▶ [TO DO]
Copy down every line where the string "title" shows up.

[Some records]
= = = = = = =

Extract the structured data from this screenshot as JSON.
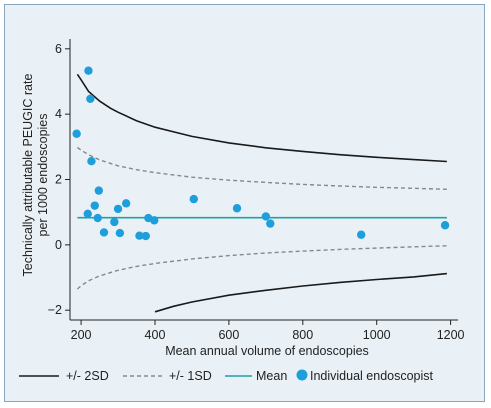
{
  "chart_data": {
    "type": "scatter",
    "title": "",
    "xlabel": "Mean annual volume of endoscopies",
    "ylabel_line1": "Technically attributable PEUGIC rate",
    "ylabel_line2": "per 1000 endoscopies",
    "xlim": [
      170,
      1220
    ],
    "ylim": [
      -2.3,
      6.3
    ],
    "x_ticks": [
      200,
      400,
      600,
      800,
      1000,
      1200
    ],
    "x_tick_labels": [
      "200",
      "400",
      "600",
      "800",
      "1000",
      "1200"
    ],
    "y_ticks": [
      -2,
      0,
      2,
      4,
      6
    ],
    "y_tick_labels": [
      "−2",
      "0",
      "2",
      "4",
      "6"
    ],
    "grid": false,
    "legend": {
      "placement": "bottom",
      "items": [
        {
          "key": "sd2",
          "label": "+/- 2SD",
          "style": "solid",
          "color": "#1a1a1a"
        },
        {
          "key": "sd1",
          "label": "+/- 1SD",
          "style": "dashed",
          "color": "#888888"
        },
        {
          "key": "mean",
          "label": "Mean",
          "style": "solid",
          "color": "#1aa3a3"
        },
        {
          "key": "points",
          "label": "Individual endoscopist",
          "style": "marker",
          "color": "#1e9fdc"
        }
      ]
    },
    "mean": 0.83,
    "series": [
      {
        "key": "upper2sd",
        "x": [
          190,
          200,
          220,
          250,
          280,
          300,
          350,
          400,
          500,
          600,
          700,
          800,
          900,
          1000,
          1100,
          1190
        ],
        "y": [
          5.22,
          5.05,
          4.7,
          4.4,
          4.18,
          4.06,
          3.8,
          3.6,
          3.32,
          3.12,
          2.97,
          2.86,
          2.76,
          2.68,
          2.61,
          2.55
        ]
      },
      {
        "key": "upper1sd",
        "x": [
          190,
          200,
          220,
          250,
          300,
          350,
          400,
          500,
          600,
          700,
          800,
          900,
          1000,
          1100,
          1190
        ],
        "y": [
          2.98,
          2.9,
          2.76,
          2.6,
          2.42,
          2.3,
          2.21,
          2.07,
          1.98,
          1.91,
          1.85,
          1.8,
          1.76,
          1.73,
          1.7
        ]
      },
      {
        "key": "lower1sd",
        "x": [
          190,
          200,
          220,
          250,
          300,
          350,
          400,
          500,
          600,
          700,
          800,
          900,
          1000,
          1100,
          1190
        ],
        "y": [
          -1.35,
          -1.25,
          -1.1,
          -0.95,
          -0.78,
          -0.66,
          -0.57,
          -0.43,
          -0.33,
          -0.25,
          -0.19,
          -0.14,
          -0.1,
          -0.06,
          -0.03
        ]
      },
      {
        "key": "lower2sd",
        "x": [
          400,
          450,
          500,
          600,
          700,
          800,
          900,
          1000,
          1100,
          1190
        ],
        "y": [
          -2.05,
          -1.88,
          -1.75,
          -1.54,
          -1.39,
          -1.26,
          -1.15,
          -1.06,
          -0.98,
          -0.88
        ]
      }
    ],
    "points": [
      {
        "x": 188,
        "y": 3.4
      },
      {
        "x": 220,
        "y": 5.33
      },
      {
        "x": 225,
        "y": 4.47
      },
      {
        "x": 228,
        "y": 2.56
      },
      {
        "x": 218,
        "y": 0.95
      },
      {
        "x": 237,
        "y": 1.2
      },
      {
        "x": 245,
        "y": 0.82
      },
      {
        "x": 248,
        "y": 1.66
      },
      {
        "x": 262,
        "y": 0.38
      },
      {
        "x": 290,
        "y": 0.7
      },
      {
        "x": 300,
        "y": 1.1
      },
      {
        "x": 305,
        "y": 0.36
      },
      {
        "x": 322,
        "y": 1.27
      },
      {
        "x": 358,
        "y": 0.28
      },
      {
        "x": 375,
        "y": 0.27
      },
      {
        "x": 382,
        "y": 0.82
      },
      {
        "x": 398,
        "y": 0.75
      },
      {
        "x": 505,
        "y": 1.4
      },
      {
        "x": 622,
        "y": 1.12
      },
      {
        "x": 700,
        "y": 0.87
      },
      {
        "x": 712,
        "y": 0.65
      },
      {
        "x": 958,
        "y": 0.31
      },
      {
        "x": 1185,
        "y": 0.6
      }
    ],
    "colors": {
      "sd2": "#1a1a1a",
      "sd1": "#888888",
      "mean": "#1aa3a3",
      "points": "#1e9fdc",
      "axis": "#222222"
    }
  }
}
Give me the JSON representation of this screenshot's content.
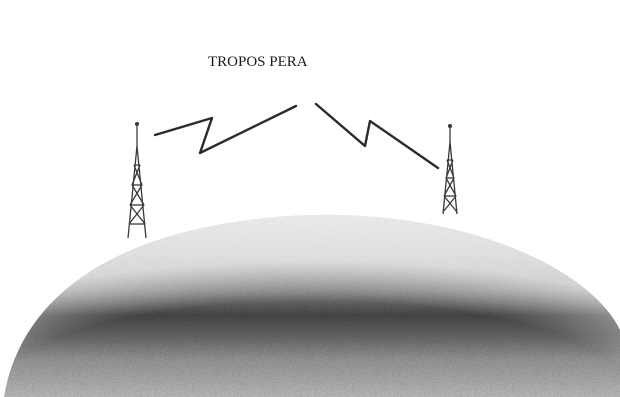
{
  "diagram": {
    "label": "TROPOS PERA"
  }
}
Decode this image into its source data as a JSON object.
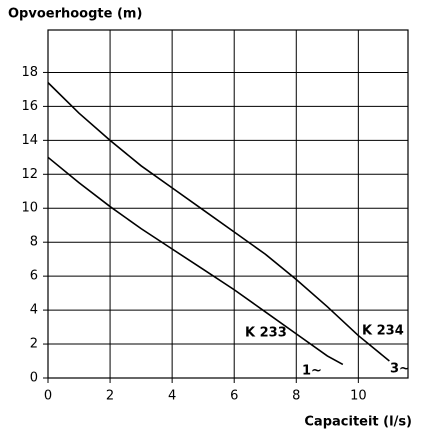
{
  "chart_data": {
    "type": "line",
    "y_label": "Opvoerhoogte (m)",
    "x_label": "Capaciteit (l/s)",
    "xlim": [
      0,
      11.6
    ],
    "xticks": [
      0,
      2,
      4,
      6,
      8,
      10
    ],
    "ylim": [
      0,
      20.5
    ],
    "yticks": [
      0,
      2,
      4,
      6,
      8,
      10,
      12,
      14,
      16,
      18
    ],
    "grid": true,
    "series": [
      {
        "name": "K 233",
        "color": "#000000",
        "x": [
          0,
          1,
          2,
          3,
          4,
          5,
          6,
          7,
          8,
          9,
          9.5
        ],
        "values": [
          13,
          11.5,
          10.1,
          8.8,
          7.6,
          6.4,
          5.2,
          3.9,
          2.6,
          1.3,
          0.8
        ]
      },
      {
        "name": "K 234",
        "color": "#000000",
        "x": [
          0,
          1,
          2,
          3,
          4,
          5,
          6,
          7,
          8,
          9,
          10,
          11
        ],
        "values": [
          17.4,
          15.6,
          14,
          12.5,
          11.2,
          9.9,
          8.6,
          7.3,
          5.8,
          4.2,
          2.5,
          1
        ]
      }
    ],
    "annotations": [
      "1~",
      "3~"
    ]
  }
}
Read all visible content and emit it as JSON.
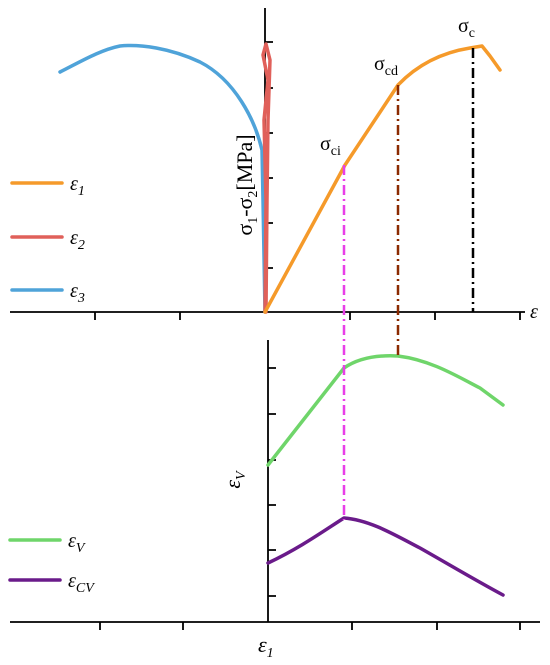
{
  "upper_plot": {
    "y_axis_label": {
      "p1": "σ",
      "s1": "1",
      "mid": "-σ",
      "s2": "2",
      "unit": "[MPa]"
    },
    "x_axis_label": "ε",
    "annotations": [
      {
        "symbol": "σ",
        "subscript": "ci"
      },
      {
        "symbol": "σ",
        "subscript": "cd"
      },
      {
        "symbol": "σ",
        "subscript": "c"
      }
    ],
    "legend": [
      {
        "symbol": "ε",
        "subscript": "1"
      },
      {
        "symbol": "ε",
        "subscript": "2"
      },
      {
        "symbol": "ε",
        "subscript": "3"
      }
    ]
  },
  "lower_plot": {
    "y_axis_label": {
      "symbol": "ε",
      "subscript": "V"
    },
    "x_axis_label": {
      "symbol": "ε",
      "subscript": "1"
    },
    "legend": [
      {
        "symbol": "ε",
        "subscript": "V"
      },
      {
        "symbol": "ε",
        "subscript": "CV"
      }
    ]
  }
}
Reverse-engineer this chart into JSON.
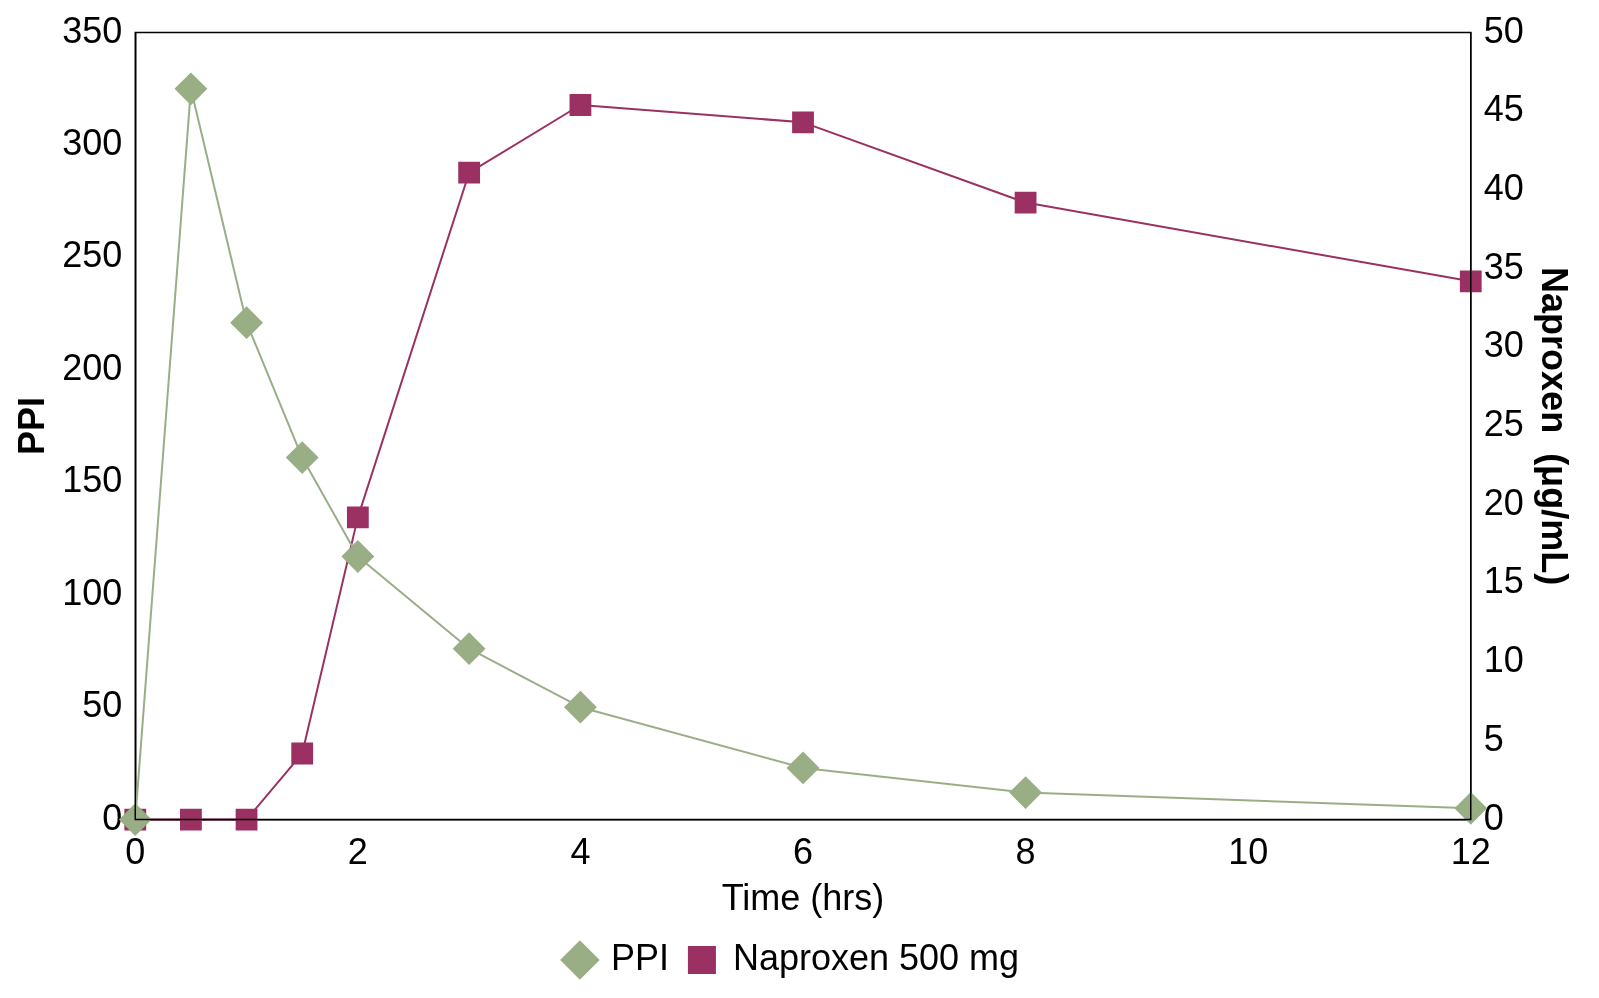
{
  "chart_data": {
    "type": "line",
    "xlabel": "Time (hrs)",
    "ylabel": "PPI",
    "y2label": "Naproxen  (μg/mL)",
    "xlim": [
      0,
      12
    ],
    "xticks": [
      0,
      2,
      4,
      6,
      8,
      10,
      12
    ],
    "ylim": [
      0,
      350
    ],
    "yticks": [
      0,
      50,
      100,
      150,
      200,
      250,
      300,
      350
    ],
    "y2lim": [
      0,
      50
    ],
    "y2ticks": [
      0,
      5,
      10,
      15,
      20,
      25,
      30,
      35,
      40,
      45,
      50
    ],
    "grid": false,
    "legend": "bottom",
    "line_style": "solid",
    "series": [
      {
        "name": "PPI",
        "color": "#9aae86",
        "marker": "diamond",
        "x": [
          0,
          0.5,
          1,
          1.5,
          2,
          3,
          4,
          6,
          8,
          12
        ],
        "values": [
          0,
          325,
          221,
          161,
          117,
          76,
          50,
          23,
          12,
          5
        ]
      },
      {
        "name": "Naproxen 500 mg",
        "color": "#9b3063",
        "marker": "square",
        "axis": "y2",
        "x": [
          0,
          0.5,
          1,
          1.5,
          2,
          3,
          4,
          6,
          8,
          12
        ],
        "values": [
          0,
          0,
          0,
          4.2,
          19.2,
          41.1,
          45.4,
          44.3,
          39.2,
          34.2
        ]
      }
    ]
  }
}
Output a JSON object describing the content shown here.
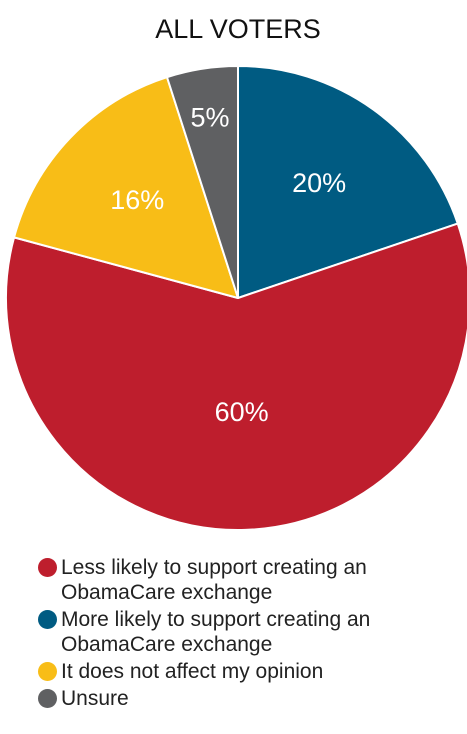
{
  "chart_data": {
    "type": "pie",
    "title": "ALL VOTERS",
    "slices": [
      {
        "name": "More likely to support creating an\nObamaCare exchange",
        "value": 20,
        "label": "20%",
        "color": "#005b82"
      },
      {
        "name": "Less likely to support creating an\nObamaCare exchange",
        "value": 60,
        "label": "60%",
        "color": "#be1e2d"
      },
      {
        "name": "It does not affect my opinion",
        "value": 16,
        "label": "16%",
        "color": "#f8bd17"
      },
      {
        "name": "Unsure",
        "value": 5,
        "label": "5%",
        "color": "#5f6062"
      }
    ],
    "legend": [
      {
        "name": "Less likely to support creating an\nObamaCare exchange",
        "color": "#be1e2d"
      },
      {
        "name": "More likely to support creating an\nObamaCare exchange",
        "color": "#005b82"
      },
      {
        "name": "It does not affect my opinion",
        "color": "#f8bd17"
      },
      {
        "name": "Unsure",
        "color": "#5f6062"
      }
    ],
    "legend_position": "bottom"
  }
}
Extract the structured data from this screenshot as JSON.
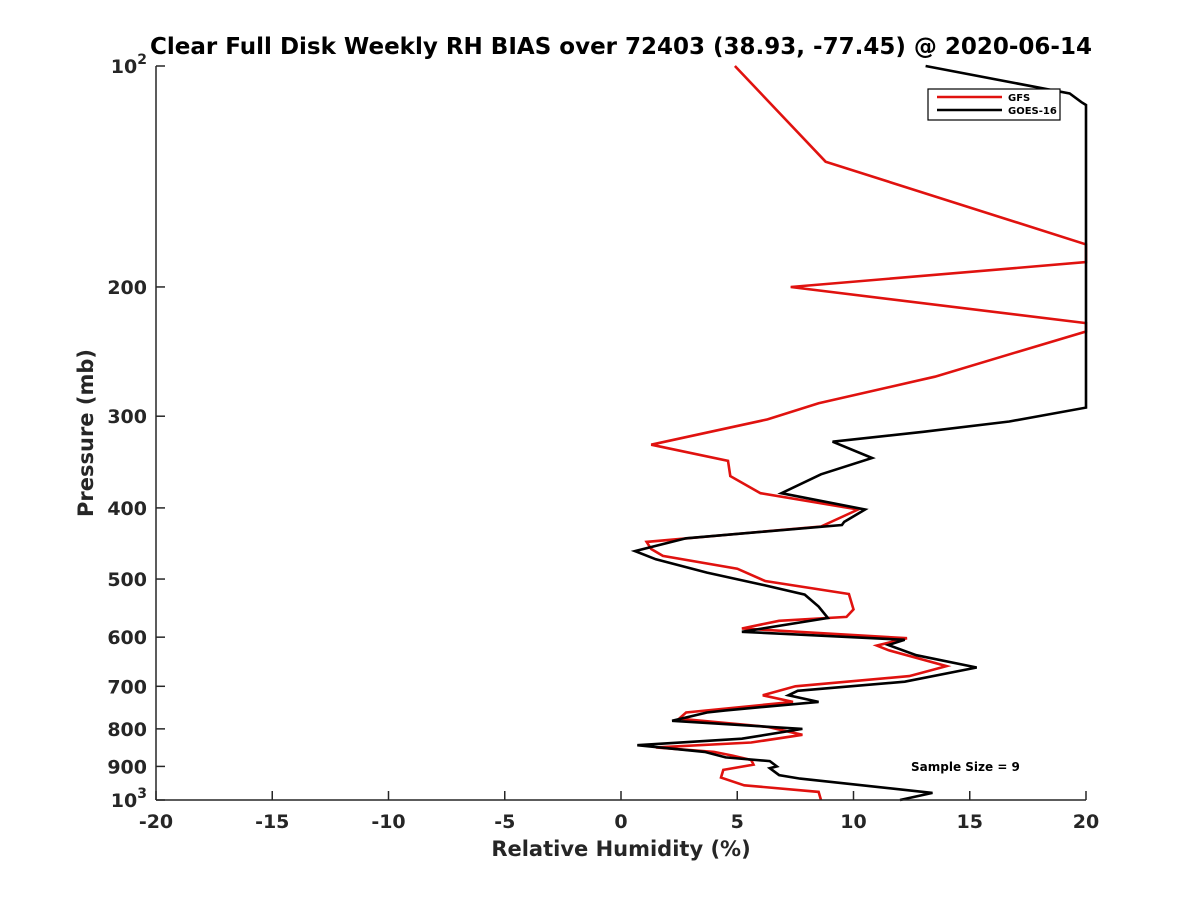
{
  "chart_data": {
    "type": "line",
    "title": "Clear Full Disk Weekly RH BIAS over 72403 (38.93, -77.45) @ 2020-06-14",
    "xlabel": "Relative Humidity (%)",
    "ylabel": "Pressure (mb)",
    "xlim": [
      -20,
      20
    ],
    "ylim": [
      100,
      1000
    ],
    "y_scale": "log",
    "y_reversed": true,
    "x_ticks": [
      "-20",
      "-15",
      "-10",
      "-5",
      "0",
      "5",
      "10",
      "15",
      "20"
    ],
    "x_tick_values": [
      -20,
      -15,
      -10,
      -5,
      0,
      5,
      10,
      15,
      20
    ],
    "y_ticks": [
      {
        "value": 100,
        "base": "10",
        "exp": "2"
      },
      {
        "value": 200,
        "base": "200",
        "exp": ""
      },
      {
        "value": 300,
        "base": "300",
        "exp": ""
      },
      {
        "value": 400,
        "base": "400",
        "exp": ""
      },
      {
        "value": 500,
        "base": "500",
        "exp": ""
      },
      {
        "value": 600,
        "base": "600",
        "exp": ""
      },
      {
        "value": 700,
        "base": "700",
        "exp": ""
      },
      {
        "value": 800,
        "base": "800",
        "exp": ""
      },
      {
        "value": 900,
        "base": "900",
        "exp": ""
      },
      {
        "value": 1000,
        "base": "10",
        "exp": "3"
      }
    ],
    "grid": false,
    "legend_position": "top-right",
    "annotation": "Sample Size = 9",
    "series": [
      {
        "name": "GFS",
        "color": "#e0120f",
        "points": [
          [
            4.9,
            100
          ],
          [
            8.8,
            135
          ],
          [
            20,
            175
          ],
          [
            20,
            185
          ],
          [
            7.3,
            200
          ],
          [
            20,
            224
          ],
          [
            20,
            230
          ],
          [
            17.1,
            245
          ],
          [
            13.5,
            265
          ],
          [
            8.5,
            288
          ],
          [
            6.3,
            303
          ],
          [
            1.3,
            328
          ],
          [
            4.6,
            345
          ],
          [
            4.7,
            362
          ],
          [
            6,
            382
          ],
          [
            10.2,
            402
          ],
          [
            8.6,
            424
          ],
          [
            1.1,
            445
          ],
          [
            1.3,
            455
          ],
          [
            1.8,
            465
          ],
          [
            5,
            484
          ],
          [
            6.2,
            503
          ],
          [
            9.8,
            524
          ],
          [
            10,
            550
          ],
          [
            9.7,
            563
          ],
          [
            6.8,
            570
          ],
          [
            5.2,
            584
          ],
          [
            12.3,
            602
          ],
          [
            11,
            616
          ],
          [
            11.5,
            625
          ],
          [
            14,
            657
          ],
          [
            12.4,
            678
          ],
          [
            7.5,
            700
          ],
          [
            6.1,
            720
          ],
          [
            7.4,
            735
          ],
          [
            2.8,
            760
          ],
          [
            2.5,
            775
          ],
          [
            6.3,
            795
          ],
          [
            7.8,
            815
          ],
          [
            5.6,
            835
          ],
          [
            1.5,
            848
          ],
          [
            4,
            860
          ],
          [
            4.8,
            870
          ],
          [
            5.6,
            882
          ],
          [
            5.7,
            895
          ],
          [
            4.4,
            910
          ],
          [
            4.3,
            932
          ],
          [
            5.3,
            955
          ],
          [
            8.5,
            975
          ],
          [
            8.6,
            1000
          ]
        ]
      },
      {
        "name": "GOES-16",
        "color": "#000000",
        "points": [
          [
            13.1,
            100
          ],
          [
            19.3,
            109
          ],
          [
            19.8,
            112
          ],
          [
            20,
            113
          ],
          [
            20,
            292
          ],
          [
            16.7,
            305
          ],
          [
            13,
            315
          ],
          [
            9.1,
            325
          ],
          [
            10.8,
            342
          ],
          [
            8.6,
            360
          ],
          [
            6.9,
            382
          ],
          [
            10.5,
            402
          ],
          [
            9.6,
            418
          ],
          [
            9.5,
            422
          ],
          [
            2.8,
            440
          ],
          [
            0.6,
            458
          ],
          [
            1.5,
            470
          ],
          [
            3.7,
            490
          ],
          [
            6.2,
            510
          ],
          [
            7.9,
            525
          ],
          [
            8.5,
            545
          ],
          [
            8.9,
            565
          ],
          [
            5.2,
            590
          ],
          [
            12.2,
            605
          ],
          [
            11.5,
            615
          ],
          [
            12.7,
            635
          ],
          [
            15.3,
            660
          ],
          [
            12.2,
            690
          ],
          [
            7.6,
            710
          ],
          [
            7.2,
            720
          ],
          [
            8.5,
            735
          ],
          [
            4.5,
            755
          ],
          [
            3.7,
            760
          ],
          [
            2.2,
            780
          ],
          [
            7.8,
            800
          ],
          [
            5.2,
            825
          ],
          [
            0.7,
            842
          ],
          [
            3.6,
            860
          ],
          [
            4.5,
            875
          ],
          [
            6.4,
            885
          ],
          [
            6.7,
            900
          ],
          [
            6.4,
            905
          ],
          [
            6.8,
            925
          ],
          [
            7.7,
            935
          ],
          [
            13.4,
            978
          ],
          [
            12,
            1000
          ]
        ]
      }
    ]
  }
}
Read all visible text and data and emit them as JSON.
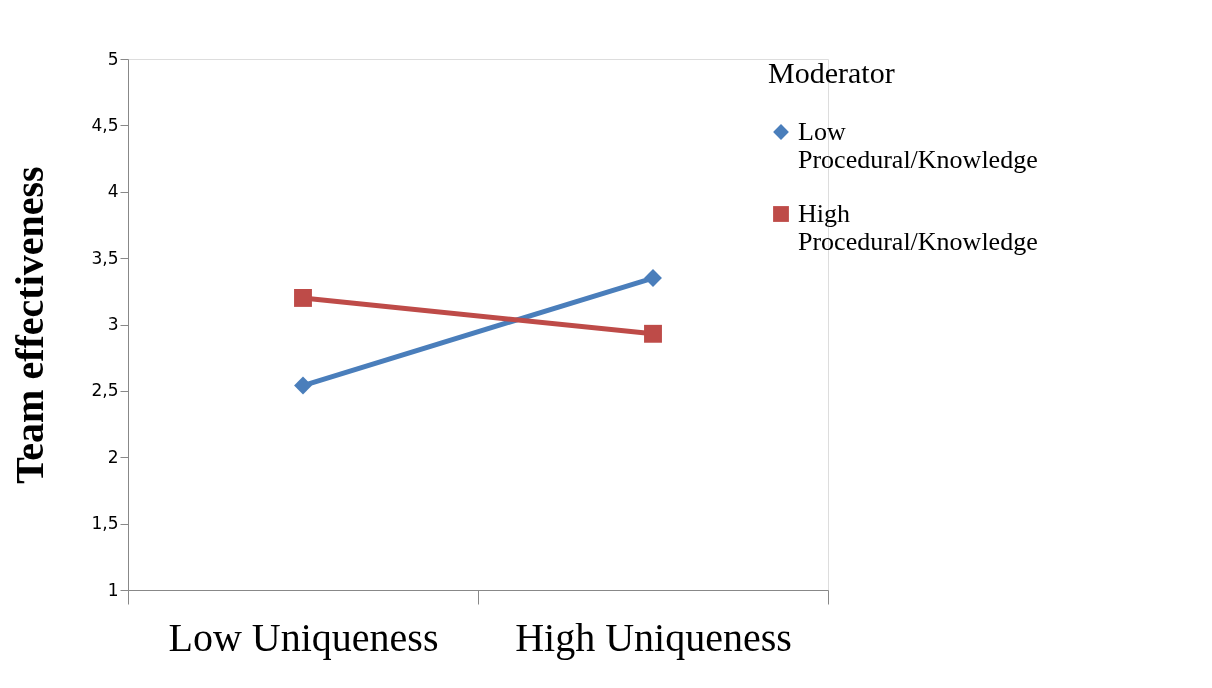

= = = = = = =

▶ [SOLUTION TO THE PROBLEM]
    "title": "",
    "title": "ALL VOTERS",
    "title": "Clear Full Disk Weekly RH BIAS over 72403 (38.93, -77.45) @ 2020-06-14",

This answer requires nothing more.